_Task prompt_:
Copy out every line of the records where the string "this" occurs.

* START Available records *

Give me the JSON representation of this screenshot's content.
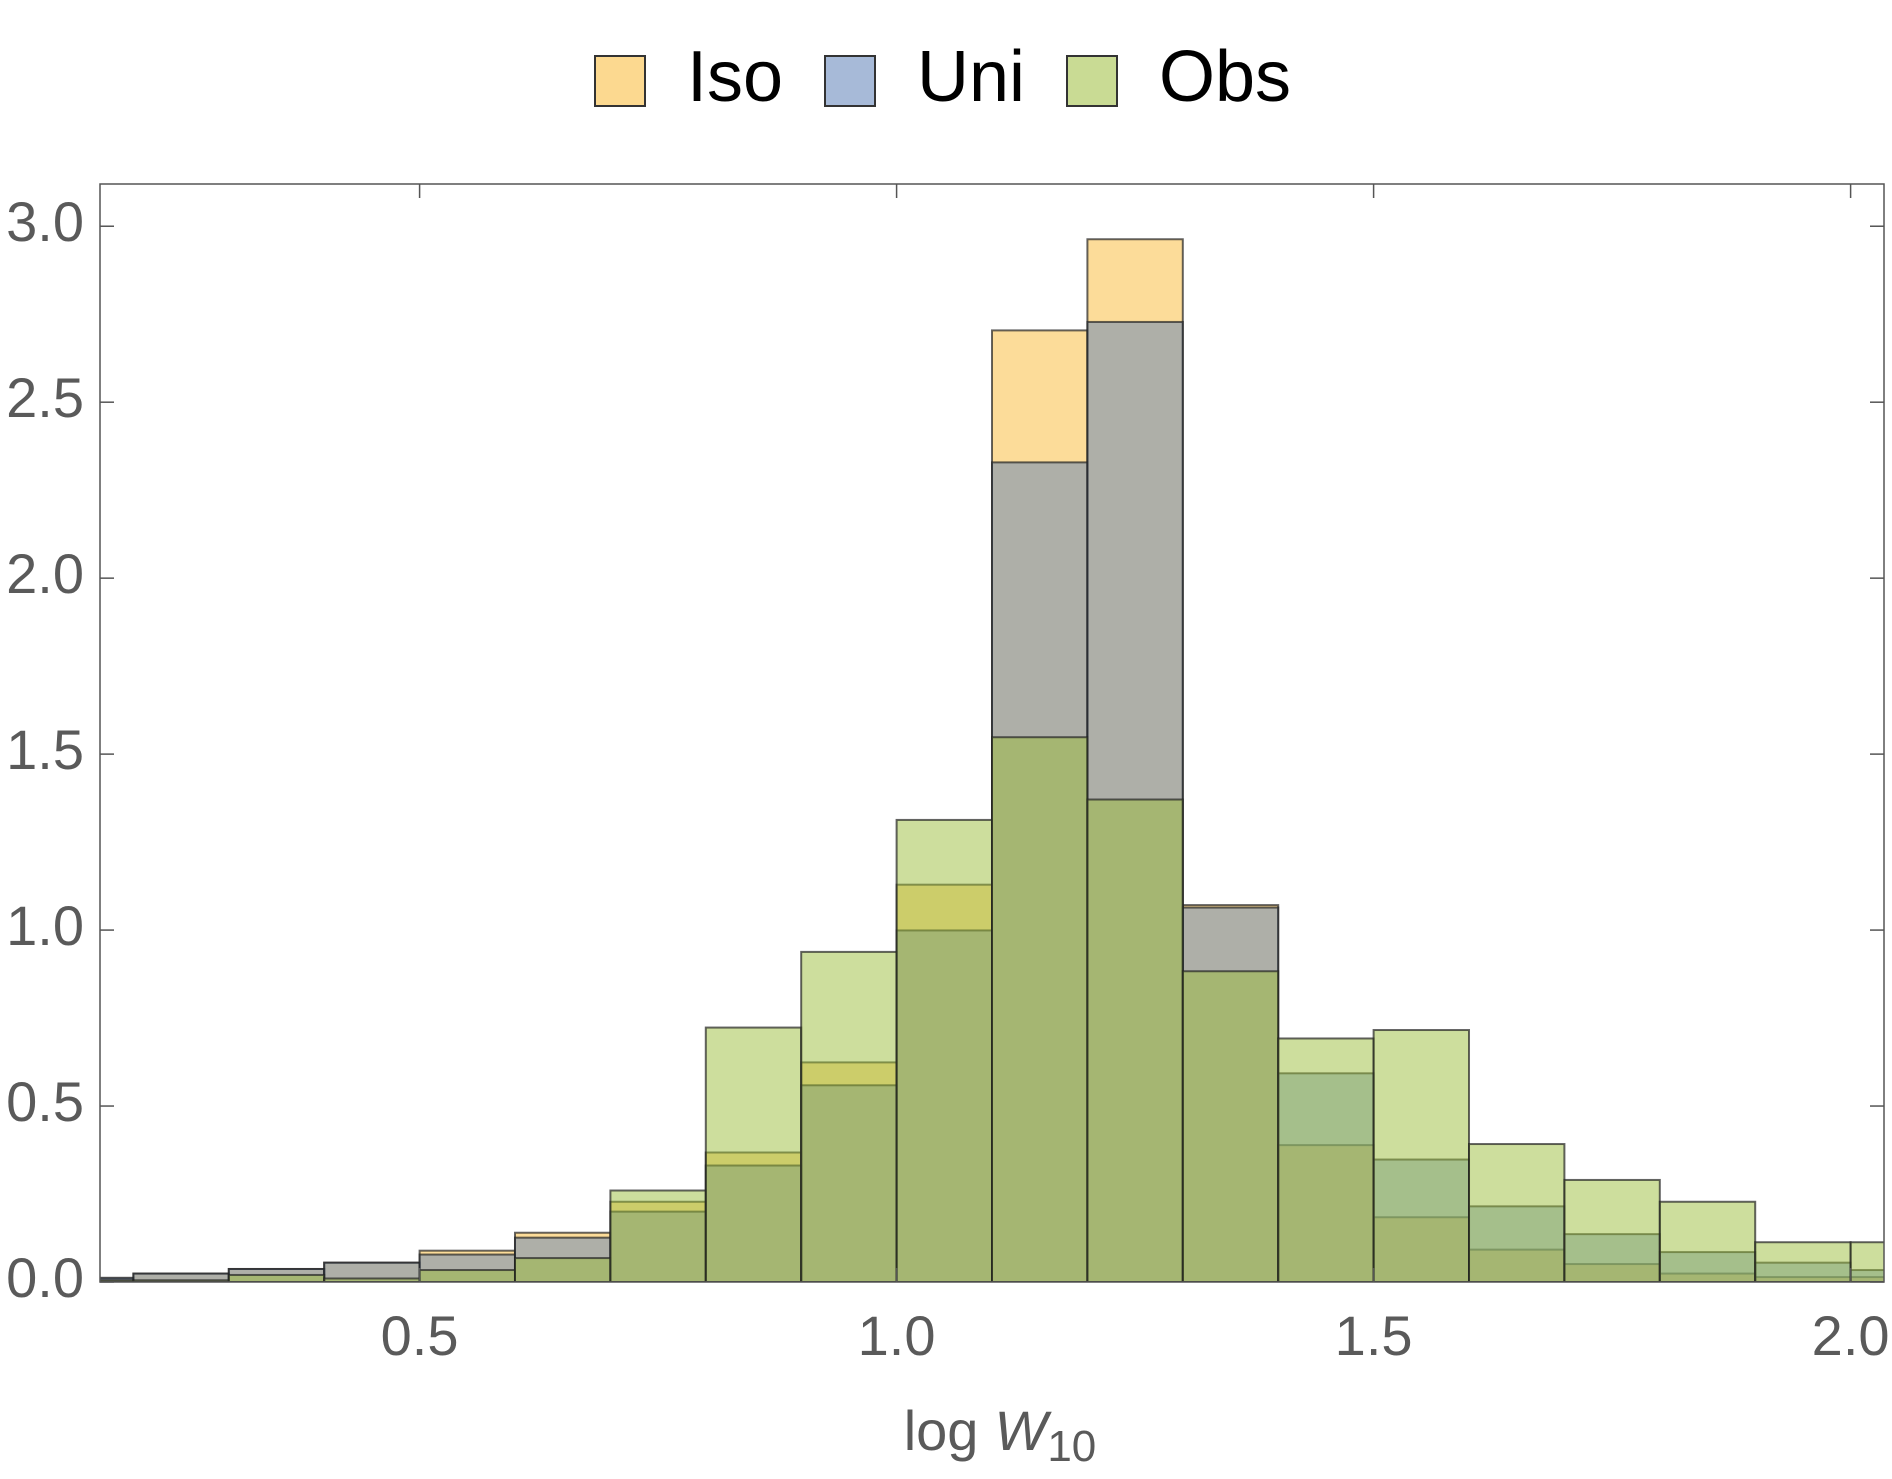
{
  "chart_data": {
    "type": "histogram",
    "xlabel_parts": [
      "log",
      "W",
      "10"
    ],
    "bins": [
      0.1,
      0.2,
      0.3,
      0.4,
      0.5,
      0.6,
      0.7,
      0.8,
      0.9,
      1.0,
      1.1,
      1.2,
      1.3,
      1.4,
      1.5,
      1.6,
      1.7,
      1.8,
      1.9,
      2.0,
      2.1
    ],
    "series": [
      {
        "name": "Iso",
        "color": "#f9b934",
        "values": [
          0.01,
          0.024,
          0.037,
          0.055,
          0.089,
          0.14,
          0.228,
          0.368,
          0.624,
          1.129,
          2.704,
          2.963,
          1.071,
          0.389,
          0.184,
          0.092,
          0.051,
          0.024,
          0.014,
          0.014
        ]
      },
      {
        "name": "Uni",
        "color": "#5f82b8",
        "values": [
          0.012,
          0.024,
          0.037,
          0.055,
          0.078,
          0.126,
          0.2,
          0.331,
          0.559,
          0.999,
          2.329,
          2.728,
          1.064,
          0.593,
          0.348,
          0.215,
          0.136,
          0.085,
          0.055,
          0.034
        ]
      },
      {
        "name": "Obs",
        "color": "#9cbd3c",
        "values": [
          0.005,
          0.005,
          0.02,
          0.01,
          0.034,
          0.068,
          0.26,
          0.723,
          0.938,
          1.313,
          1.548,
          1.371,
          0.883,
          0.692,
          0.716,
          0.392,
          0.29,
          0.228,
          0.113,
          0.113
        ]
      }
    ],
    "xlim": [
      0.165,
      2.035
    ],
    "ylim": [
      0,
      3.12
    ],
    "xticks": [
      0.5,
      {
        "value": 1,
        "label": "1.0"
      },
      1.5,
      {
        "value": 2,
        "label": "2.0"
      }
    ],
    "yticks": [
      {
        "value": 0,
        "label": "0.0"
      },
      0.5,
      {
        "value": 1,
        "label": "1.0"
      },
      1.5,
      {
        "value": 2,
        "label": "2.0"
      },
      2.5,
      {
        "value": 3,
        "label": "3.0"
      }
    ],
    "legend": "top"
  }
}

* END Available records *
* START Available records *

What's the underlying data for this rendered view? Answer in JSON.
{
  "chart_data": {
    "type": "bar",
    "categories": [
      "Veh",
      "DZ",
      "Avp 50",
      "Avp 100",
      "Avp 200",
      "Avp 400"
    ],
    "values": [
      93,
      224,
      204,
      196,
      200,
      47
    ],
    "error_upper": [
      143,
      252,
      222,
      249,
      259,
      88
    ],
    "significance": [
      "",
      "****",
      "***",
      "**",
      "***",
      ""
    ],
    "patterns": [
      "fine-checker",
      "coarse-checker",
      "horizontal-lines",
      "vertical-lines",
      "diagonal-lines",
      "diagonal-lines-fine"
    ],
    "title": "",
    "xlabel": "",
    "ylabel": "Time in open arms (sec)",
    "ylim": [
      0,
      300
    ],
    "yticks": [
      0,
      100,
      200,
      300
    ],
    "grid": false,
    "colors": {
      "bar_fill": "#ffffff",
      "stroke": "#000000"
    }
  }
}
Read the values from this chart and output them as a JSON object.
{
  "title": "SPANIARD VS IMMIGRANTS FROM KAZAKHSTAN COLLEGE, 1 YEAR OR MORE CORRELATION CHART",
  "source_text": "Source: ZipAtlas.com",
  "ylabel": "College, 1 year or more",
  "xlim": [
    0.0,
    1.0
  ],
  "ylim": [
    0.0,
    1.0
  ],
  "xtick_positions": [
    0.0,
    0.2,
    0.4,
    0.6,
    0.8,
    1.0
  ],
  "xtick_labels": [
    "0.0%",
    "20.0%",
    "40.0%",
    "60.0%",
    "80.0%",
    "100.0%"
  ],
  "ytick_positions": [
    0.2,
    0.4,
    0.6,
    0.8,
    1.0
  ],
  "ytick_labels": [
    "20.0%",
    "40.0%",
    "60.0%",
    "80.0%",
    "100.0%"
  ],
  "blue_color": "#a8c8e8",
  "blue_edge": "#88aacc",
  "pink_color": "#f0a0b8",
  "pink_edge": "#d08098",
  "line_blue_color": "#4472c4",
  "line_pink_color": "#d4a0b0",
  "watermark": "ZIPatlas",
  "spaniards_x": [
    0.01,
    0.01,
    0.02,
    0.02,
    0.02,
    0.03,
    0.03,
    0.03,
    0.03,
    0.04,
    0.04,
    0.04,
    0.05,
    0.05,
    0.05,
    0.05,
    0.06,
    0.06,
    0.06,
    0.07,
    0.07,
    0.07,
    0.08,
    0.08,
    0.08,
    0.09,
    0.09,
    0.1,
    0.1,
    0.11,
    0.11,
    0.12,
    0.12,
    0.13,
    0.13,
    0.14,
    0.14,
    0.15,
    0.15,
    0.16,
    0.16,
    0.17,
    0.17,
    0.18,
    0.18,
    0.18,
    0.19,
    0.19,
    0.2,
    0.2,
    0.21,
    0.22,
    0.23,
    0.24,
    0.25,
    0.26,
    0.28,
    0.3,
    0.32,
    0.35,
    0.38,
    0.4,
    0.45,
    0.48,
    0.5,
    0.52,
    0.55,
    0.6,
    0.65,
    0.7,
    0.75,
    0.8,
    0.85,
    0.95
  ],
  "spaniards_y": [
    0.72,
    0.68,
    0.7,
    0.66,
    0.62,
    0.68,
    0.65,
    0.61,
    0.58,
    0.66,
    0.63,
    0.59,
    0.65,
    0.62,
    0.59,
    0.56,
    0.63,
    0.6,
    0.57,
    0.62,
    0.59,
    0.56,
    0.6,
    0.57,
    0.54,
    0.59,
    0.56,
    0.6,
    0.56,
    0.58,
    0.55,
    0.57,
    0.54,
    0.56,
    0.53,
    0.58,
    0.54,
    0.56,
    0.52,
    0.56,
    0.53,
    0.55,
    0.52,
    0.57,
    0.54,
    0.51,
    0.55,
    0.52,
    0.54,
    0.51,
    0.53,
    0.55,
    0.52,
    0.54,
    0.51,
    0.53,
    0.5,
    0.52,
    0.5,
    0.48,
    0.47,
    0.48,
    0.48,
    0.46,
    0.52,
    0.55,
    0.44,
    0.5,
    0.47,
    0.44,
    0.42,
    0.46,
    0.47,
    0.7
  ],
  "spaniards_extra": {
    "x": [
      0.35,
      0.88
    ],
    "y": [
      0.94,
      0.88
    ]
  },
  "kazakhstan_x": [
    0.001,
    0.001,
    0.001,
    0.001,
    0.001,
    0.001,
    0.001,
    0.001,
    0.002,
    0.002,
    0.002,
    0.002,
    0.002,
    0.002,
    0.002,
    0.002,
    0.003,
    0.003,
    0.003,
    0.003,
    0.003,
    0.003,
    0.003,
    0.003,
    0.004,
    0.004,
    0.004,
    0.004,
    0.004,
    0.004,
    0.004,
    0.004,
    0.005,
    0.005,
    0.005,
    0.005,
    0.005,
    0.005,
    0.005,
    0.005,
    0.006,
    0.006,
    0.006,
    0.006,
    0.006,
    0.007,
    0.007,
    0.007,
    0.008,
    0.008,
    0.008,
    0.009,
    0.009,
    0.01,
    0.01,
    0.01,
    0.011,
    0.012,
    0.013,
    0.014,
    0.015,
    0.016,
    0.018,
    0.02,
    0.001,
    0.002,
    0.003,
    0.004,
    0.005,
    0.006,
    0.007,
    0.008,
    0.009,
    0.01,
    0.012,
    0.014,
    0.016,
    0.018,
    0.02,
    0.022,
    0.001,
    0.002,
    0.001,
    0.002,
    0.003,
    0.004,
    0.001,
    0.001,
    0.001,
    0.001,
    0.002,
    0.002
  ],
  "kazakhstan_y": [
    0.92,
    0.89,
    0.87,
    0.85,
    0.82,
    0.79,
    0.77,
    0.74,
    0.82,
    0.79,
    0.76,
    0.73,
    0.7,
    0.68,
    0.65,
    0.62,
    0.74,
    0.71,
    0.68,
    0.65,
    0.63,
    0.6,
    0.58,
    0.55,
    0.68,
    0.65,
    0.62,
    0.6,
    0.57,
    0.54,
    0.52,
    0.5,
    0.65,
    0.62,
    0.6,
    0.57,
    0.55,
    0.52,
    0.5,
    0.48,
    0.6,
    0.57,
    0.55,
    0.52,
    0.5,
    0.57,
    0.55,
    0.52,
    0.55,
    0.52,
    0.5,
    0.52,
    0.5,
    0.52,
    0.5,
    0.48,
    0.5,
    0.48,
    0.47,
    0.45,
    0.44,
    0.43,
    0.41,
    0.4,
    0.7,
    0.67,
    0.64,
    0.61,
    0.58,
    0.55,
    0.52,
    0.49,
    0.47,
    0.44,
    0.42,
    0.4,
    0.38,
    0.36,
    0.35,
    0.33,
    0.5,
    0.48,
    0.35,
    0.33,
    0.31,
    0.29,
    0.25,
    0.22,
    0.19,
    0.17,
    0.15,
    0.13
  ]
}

* END Available records *

_Written answer_:
Give me the JSON representation of this screenshot's content.
What's the underlying data for this rendered view? Answer in JSON.
Read the values from this chart and output them as a JSON object.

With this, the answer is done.